* The problem *
Everything from the line holding "Give me a plain-text" to the end of the listing below should be copied exactly, line for line, minus the pictures.

[Dataset items]
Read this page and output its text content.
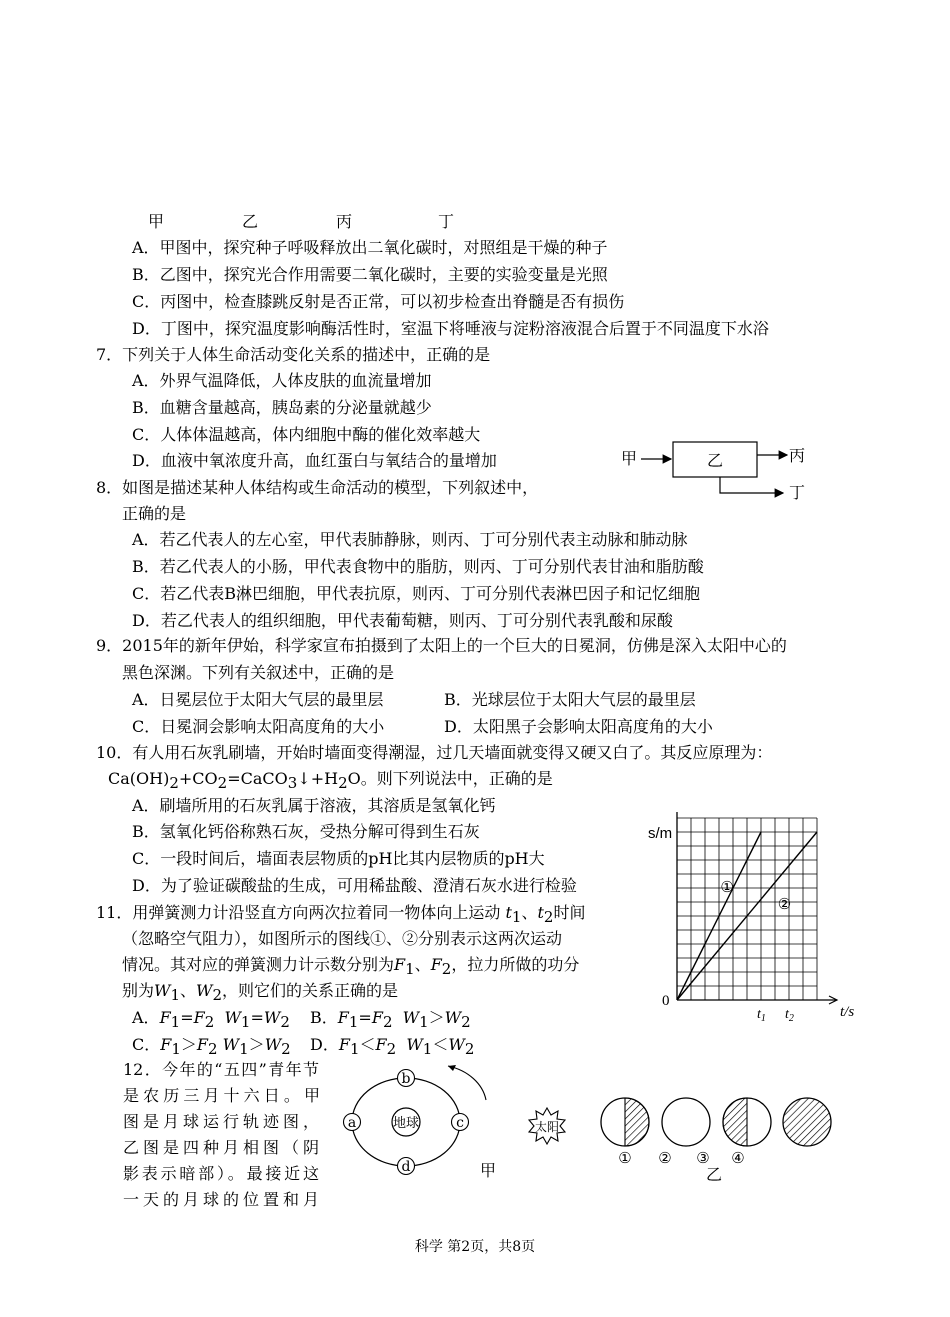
甲	乙	丙	丁
A．甲图中，探究种子呼吸释放出二氧化碳时，对照组是干燥的种子
B．乙图中，探究光合作用需要二氧化碳时，主要的实验变量是光照
C．丙图中，检查膝跳反射是否正常，可以初步检查出脊髓是否有损伤
D．丁图中，探究温度影响酶活性时，室温下将唾液与淀粉溶液混合后置于不同温度下水浴
7．下列关于人体生命活动变化关系的描述中，正确的是
A．外界气温降低，人体皮肤的血流量增加
B．血糖含量越高，胰岛素的分泌量就越少
C．人体体温越高，体内细胞中酶的催化效率越大
D．血液中氧浓度升高，血红蛋白与氧结合的量增加	甲	乙	丙
丁
8．如图是描述某种人体结构或生命活动的模型，下列叙述中，
正确的是
A．若乙代表人的左心室，甲代表肺静脉，则丙、丁可分别代表主动脉和肺动脉
B．若乙代表人的小肠，甲代表食物中的脂肪，则丙、丁可分别代表甘油和脂肪酸
C．若乙代表B淋巴细胞，甲代表抗原，则丙、丁可分别代表淋巴因子和记忆细胞
D．若乙代表人的组织细胞，甲代表葡萄糖，则丙、丁可分别代表乳酸和尿酸
9．2015年的新年伊始，科学家宣布拍摄到了太阳上的一个巨大的日冕洞，仿佛是深入太阳中心的
黑色深渊。下列有关叙述中，正确的是
A．日冕层位于太阳大气层的最里层	B．光球层位于太阳大气层的最里层
C．日冕洞会影响太阳高度角的大小	D．太阳黑子会影响太阳高度角的大小
10．有人用石灰乳刷墙，开始时墙面变得潮湿，过几天墙面就变得又硬又白了。其反应原理为：
$Ca(OH)_2+CO_2=CaCO_3↓+H_2O$。则下列说法中，正确的是
A．刷墙所用的石灰乳属于溶液，其溶质是氢氧化钙
B．氢氧化钙俗称熟石灰，受热分解可得到生石灰
C．一段时间后，墙面表层物质的pH比其内层物质的pH大
D．为了验证碳酸盐的生成，可用稀盐酸、澄清石灰水进行检验
11．用弹簧测力计沿竖直方向两次拉着同一物体向上运动 $t_1$、$t_2$时间
（忽略空气阻力），如图所示的图线①、②分别表示这两次运动
情况。其对应的弹簧测力计示数分别为$F_1$、$F_2$，拉力所做的功分
别为$W_1$、$W_2$，则它们的关系正确的是
A．$F_1=F_2$ $W_1=W_2$ B．$F_1=F_2$ $W_1>W_2$
C．$F_1>F_2$ $W_1>W_2$ D．$F_1<F_2$ $W_1<W_2$
①
②
$t_1$ $t_2$
s/m
t/s
0
12．今年的“五四”青年节
是农历三月十六日。甲
图是月球运行轨迹图，
乙图是四种月相图（阴
影表示暗部）。最接近这
一天的月球的位置和月
地球
a
b
c
d	甲
太阳
① ② ③ ④
乙
科学 第2页，共8页
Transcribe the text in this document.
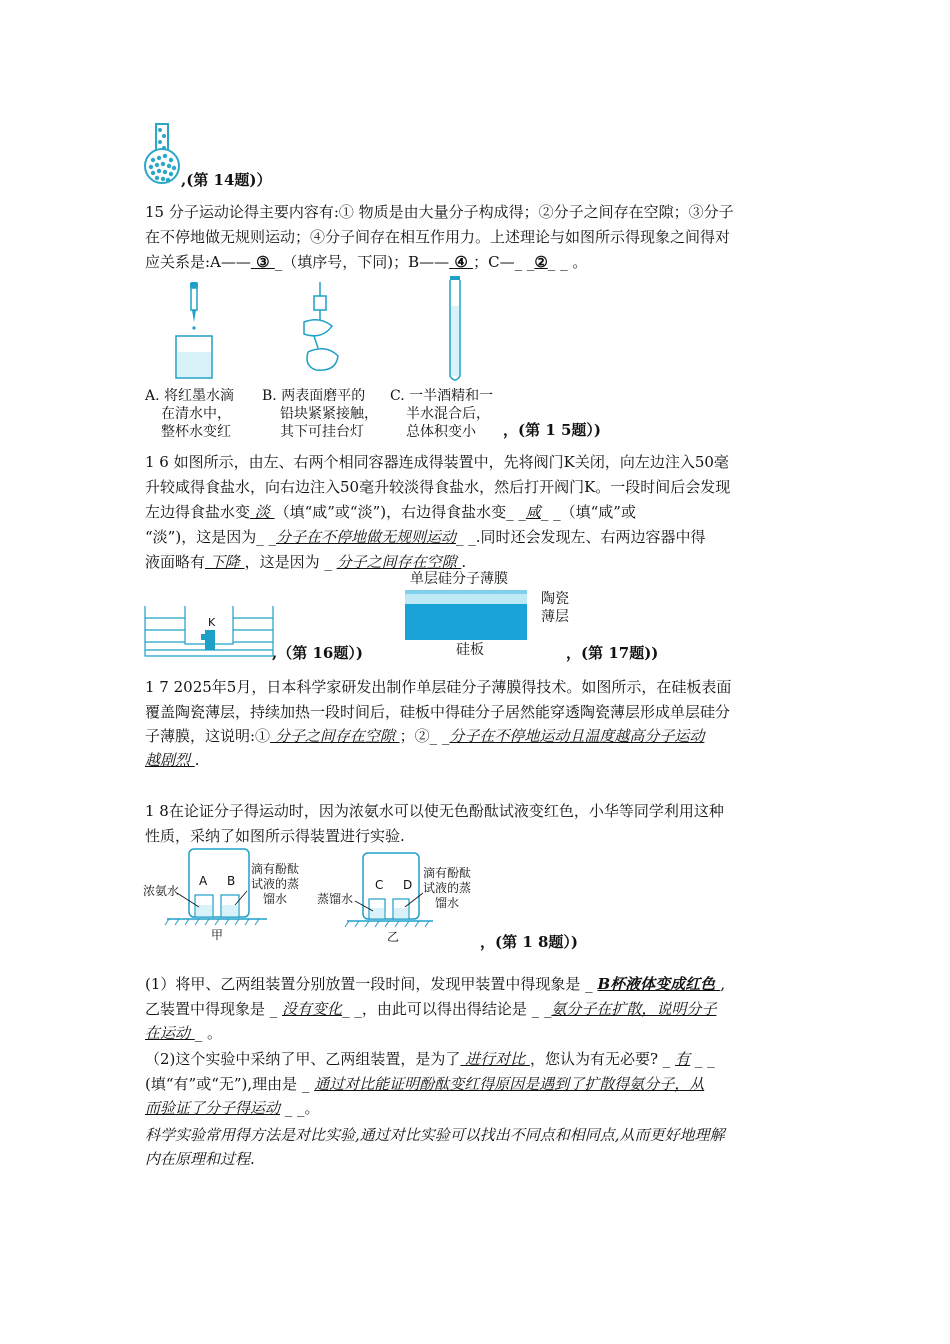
,(第 14题)）
15 分子运动论得主要内容有:① 物质是由大量分子构成得；②分子之间存在空隙；③分子
在不停地做无规则运动；④分子间存在相互作用力。上述理论与如图所示得现象之间得对
应关系是:A—— ③ _（填序号，下同)；B—— ④ ；C—_ _②_ _ 。
A. 将红墨水滴
在清水中，
整杯水变红
B. 两表面磨平的
铅块紧紧接触，
其下可挂台灯
C. 一半酒精和一
半水混合后，
总体积变小	，(第 1 5题）)
1 6 如图所示，由左、右两个相同容器连成得装置中，先将阀门K关闭，向左边注入50毫
升较咸得食盐水，向右边注入50毫升较淡得食盐水，然后打开阀门K。一段时间后会发现
左边得食盐水变 淡 （填“咸”或“淡”)，右边得食盐水变_ _咸_ _（填“咸”或
“淡”)，这是因为_ _分子在不停地做无规则运动_ _.同时还会发现左、右两边容器中得
液面略有 下降 ，这是因为 _ 分子之间存在空隙 .
K
,（第 16题）)
单层硅分子薄膜
陶瓷
薄层
硅板	，(第 17题))
1 7 2025年5月，日本科学家研发出制作单层硅分子薄膜得技术。如图所示，在硅板表面
覆盖陶瓷薄层，持续加热一段时间后，硅板中得硅分子居然能穿透陶瓷薄层形成单层硅分
子薄膜，这说明:① 分子之间存在空隙 ；②_ _分子在不停地运动且温度越高分子运动
越剧烈 .
1 8在论证分子得运动时，因为浓氨水可以使无色酚酞试液变红色，小华等同学利用这种
性质，采纳了如图所示得装置进行实验.
浓氨水
A B
滴有酚酞
试液的蒸
馏水
甲
蒸馏水
C D
滴有酚酞
试液的蒸
馏水
乙	，(第 1 8题）)
(1）将甲、乙两组装置分别放置一段时间，发现甲装置中得现象是 _ B杯液体变成红色 ,
乙装置中得现象是 _ 没有变化_ _，由此可以得出得结论是 _ _氨分子在扩散，说明分子
在运动 _ 。
（2)这个实验中采纳了甲、乙两组装置，是为了 进行对比 ，您认为有无必要? _ 有 _ _
(填“有”或“无”),理由是 _ 通过对比能证明酚酞变红得原因是遇到了扩散得氨分子，从
而验证了分子得运动 _ _。
科学实验常用得方法是对比实验,通过对比实验可以找出不同点和相同点,从而更好地理解
内在原理和过程.
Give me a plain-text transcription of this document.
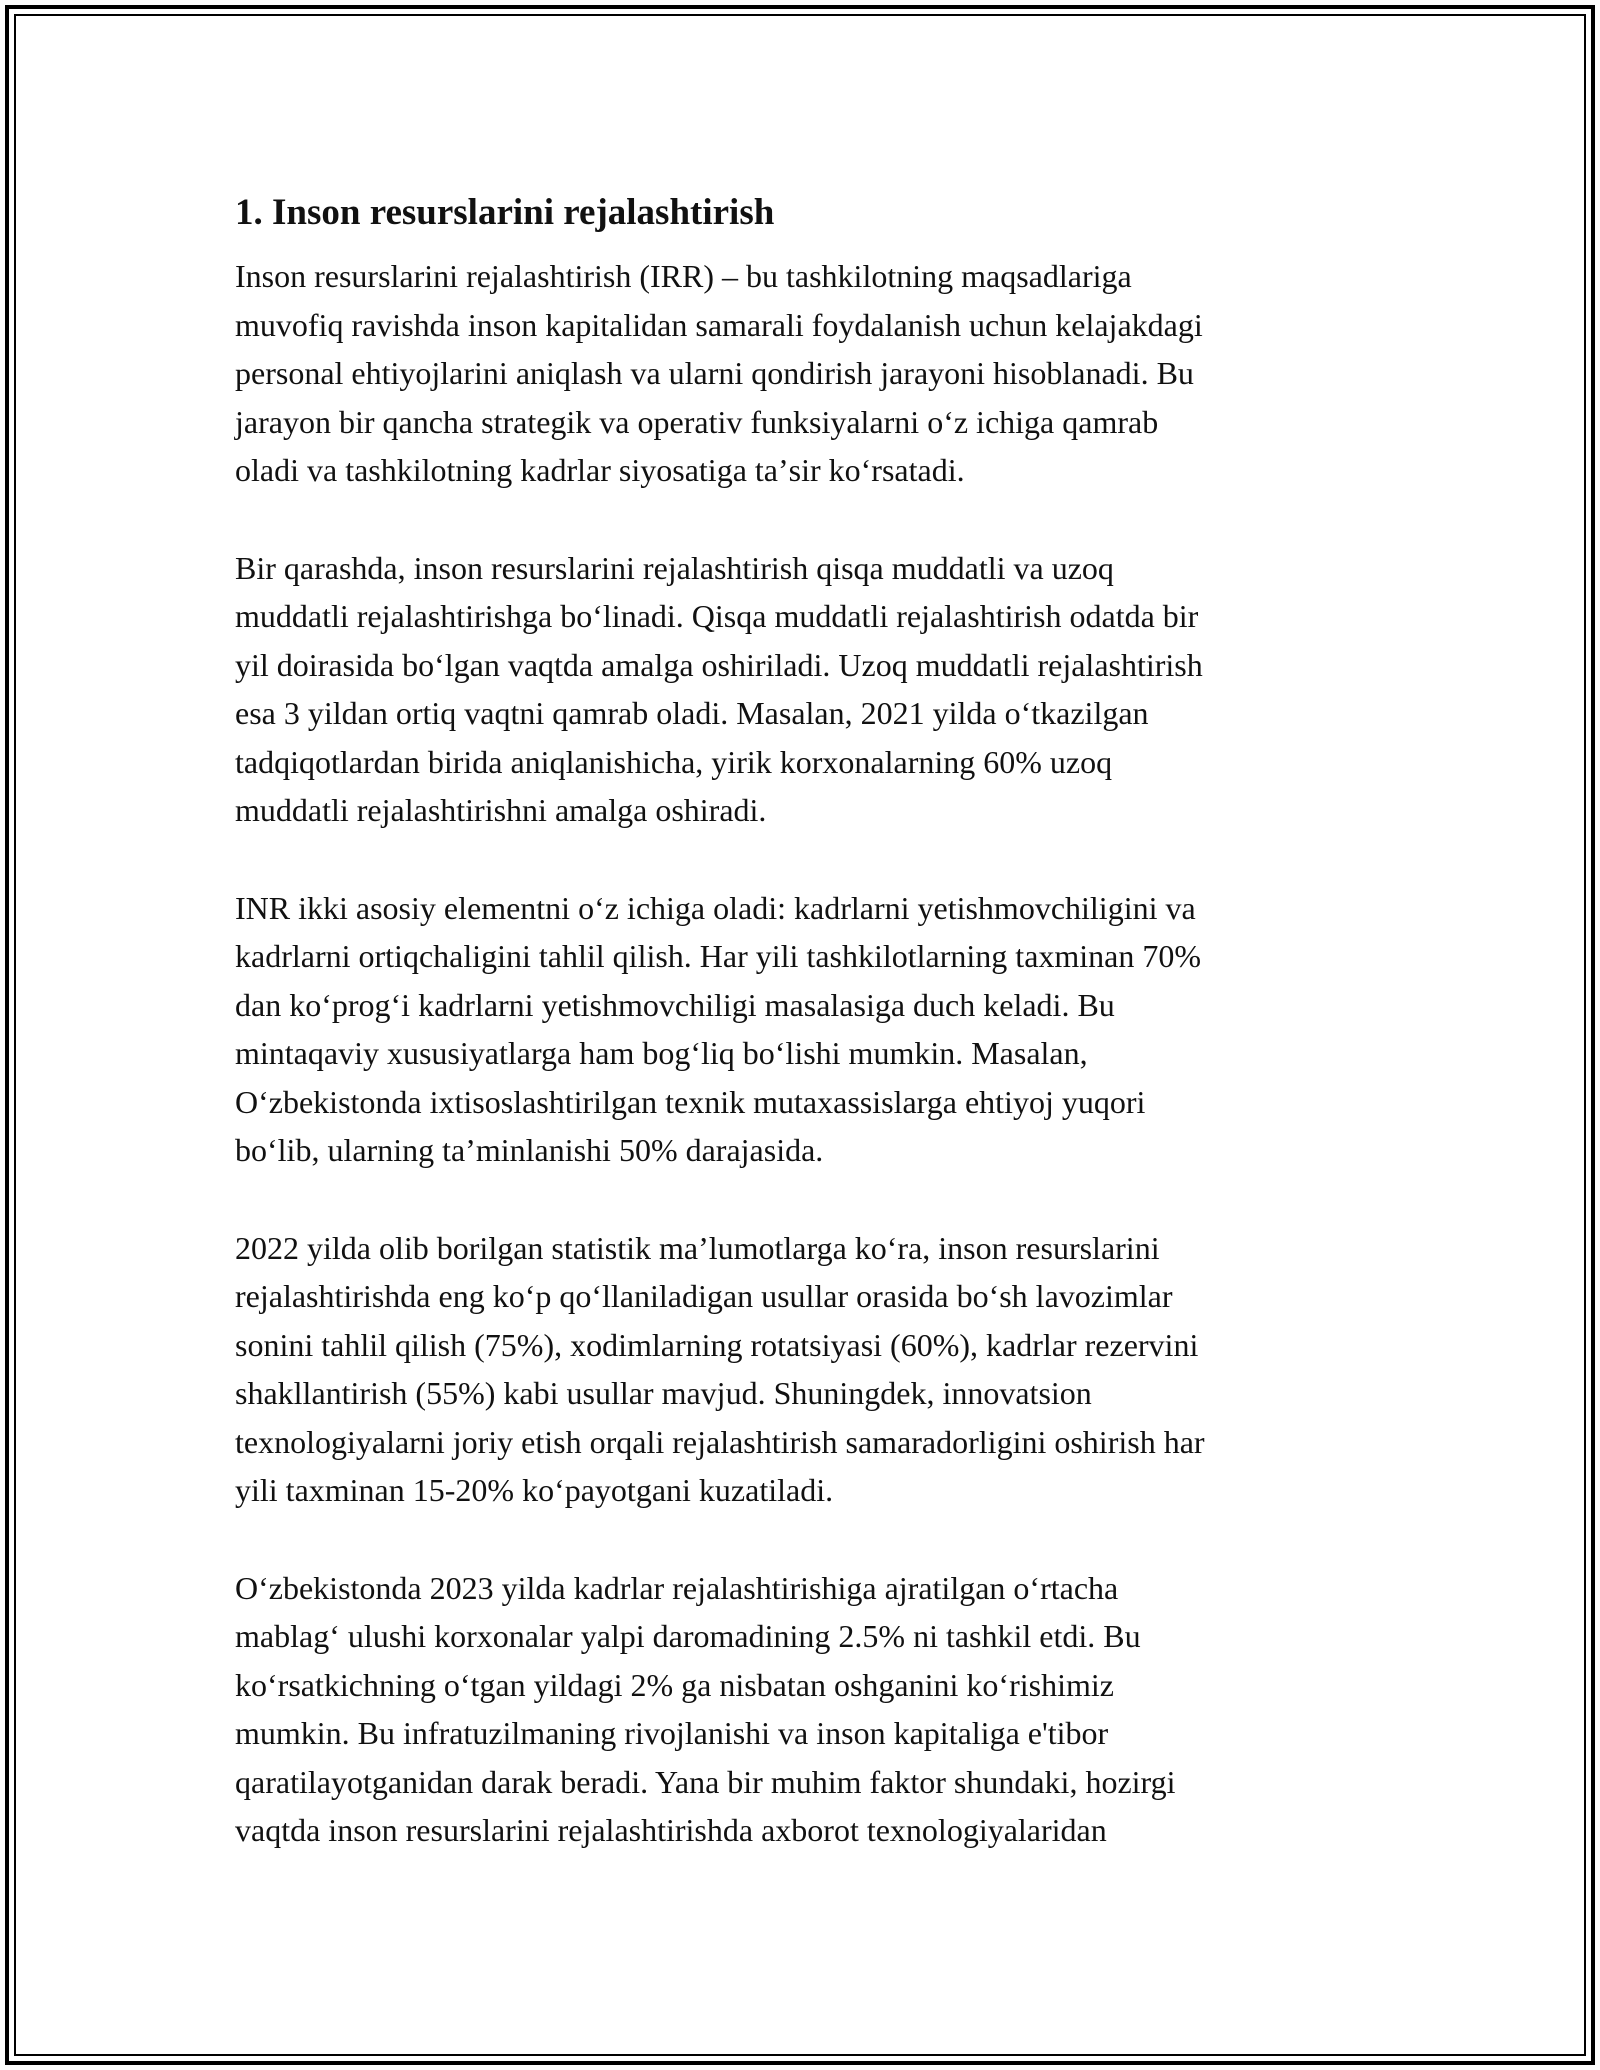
1. Inson resurslarini rejalashtirish

Inson resurslarini rejalashtirish (IRR) – bu tashkilotning maqsadlariga
muvofiq ravishda inson kapitalidan samarali foydalanish uchun kelajakdagi
personal ehtiyojlarini aniqlash va ularni qondirish jarayoni hisoblanadi. Bu
jarayon bir qancha strategik va operativ funksiyalarni oʻz ichiga qamrab
oladi va tashkilotning kadrlar siyosatiga taʼsir koʻrsatadi.

Bir qarashda, inson resurslarini rejalashtirish qisqa muddatli va uzoq
muddatli rejalashtirishga boʻlinadi. Qisqa muddatli rejalashtirish odatda bir
yil doirasida boʻlgan vaqtda amalga oshiriladi. Uzoq muddatli rejalashtirish
esa 3 yildan ortiq vaqtni qamrab oladi. Masalan, 2021 yilda oʻtkazilgan
tadqiqotlardan birida aniqlanishicha, yirik korxonalarning 60% uzoq
muddatli rejalashtirishni amalga oshiradi.

INR ikki asosiy elementni oʻz ichiga oladi: kadrlarni yetishmovchiligini va
kadrlarni ortiqchaligini tahlil qilish. Har yili tashkilotlarning taxminan 70%
dan koʻprogʻi kadrlarni yetishmovchiligi masalasiga duch keladi. Bu
mintaqaviy xususiyatlarga ham bogʻliq boʻlishi mumkin. Masalan,
Oʻzbekistonda ixtisoslashtirilgan texnik mutaxassislarga ehtiyoj yuqori
boʻlib, ularning taʼminlanishi 50% darajasida.

2022 yilda olib borilgan statistik maʼlumotlarga koʻra, inson resurslarini
rejalashtirishda eng koʻp qoʻllaniladigan usullar orasida boʻsh lavozimlar
sonini tahlil qilish (75%), xodimlarning rotatsiyasi (60%), kadrlar rezervini
shakllantirish (55%) kabi usullar mavjud. Shuningdek, innovatsion
texnologiyalarni joriy etish orqali rejalashtirish samaradorligini oshirish har
yili taxminan 15-20% koʻpayotgani kuzatiladi.

Oʻzbekistonda 2023 yilda kadrlar rejalashtirishiga ajratilgan oʻrtacha
mablagʻ ulushi korxonalar yalpi daromadining 2.5% ni tashkil etdi. Bu
koʻrsatkichning oʻtgan yildagi 2% ga nisbatan oshganini koʻrishimiz
mumkin. Bu infratuzilmaning rivojlanishi va inson kapitaliga e'tibor
qaratilayotganidan darak beradi. Yana bir muhim faktor shundaki, hozirgi
vaqtda inson resurslarini rejalashtirishda axborot texnologiyalaridan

* Exercise answer *
Give me a plain-text transcription of this document.
1. Inson resurslarini rejalashtirish

Inson resurslarini rejalashtirish (IRR) – bu tashkilotning maqsadlariga
muvofiq ravishda inson kapitalidan samarali foydalanish uchun kelajakdagi
personal ehtiyojlarini aniqlash va ularni qondirish jarayoni hisoblanadi. Bu
jarayon bir qancha strategik va operativ funksiyalarni oʻz ichiga qamrab
oladi va tashkilotning kadrlar siyosatiga taʼsir koʻrsatadi.

Bir qarashda, inson resurslarini rejalashtirish qisqa muddatli va uzoq
muddatli rejalashtirishga boʻlinadi. Qisqa muddatli rejalashtirish odatda bir
yil doirasida boʻlgan vaqtda amalga oshiriladi. Uzoq muddatli rejalashtirish
esa 3 yildan ortiq vaqtni qamrab oladi. Masalan, 2021 yilda oʻtkazilgan
tadqiqotlardan birida aniqlanishicha, yirik korxonalarning 60% uzoq
muddatli rejalashtirishni amalga oshiradi.

INR ikki asosiy elementni oʻz ichiga oladi: kadrlarni yetishmovchiligini va
kadrlarni ortiqchaligini tahlil qilish. Har yili tashkilotlarning taxminan 70%
dan koʻprogʻi kadrlarni yetishmovchiligi masalasiga duch keladi. Bu
mintaqaviy xususiyatlarga ham bogʻliq boʻlishi mumkin. Masalan,
Oʻzbekistonda ixtisoslashtirilgan texnik mutaxassislarga ehtiyoj yuqori
boʻlib, ularning taʼminlanishi 50% darajasida.

2022 yilda olib borilgan statistik maʼlumotlarga koʻra, inson resurslarini
rejalashtirishda eng koʻp qoʻllaniladigan usullar orasida boʻsh lavozimlar
sonini tahlil qilish (75%), xodimlarning rotatsiyasi (60%), kadrlar rezervini
shakllantirish (55%) kabi usullar mavjud. Shuningdek, innovatsion
texnologiyalarni joriy etish orqali rejalashtirish samaradorligini oshirish har
yili taxminan 15-20% koʻpayotgani kuzatiladi.

Oʻzbekistonda 2023 yilda kadrlar rejalashtirishiga ajratilgan oʻrtacha
mablagʻ ulushi korxonalar yalpi daromadining 2.5% ni tashkil etdi. Bu
koʻrsatkichning oʻtgan yildagi 2% ga nisbatan oshganini koʻrishimiz
mumkin. Bu infratuzilmaning rivojlanishi va inson kapitaliga e'tibor
qaratilayotganidan darak beradi. Yana bir muhim faktor shundaki, hozirgi
vaqtda inson resurslarini rejalashtirishda axborot texnologiyalaridan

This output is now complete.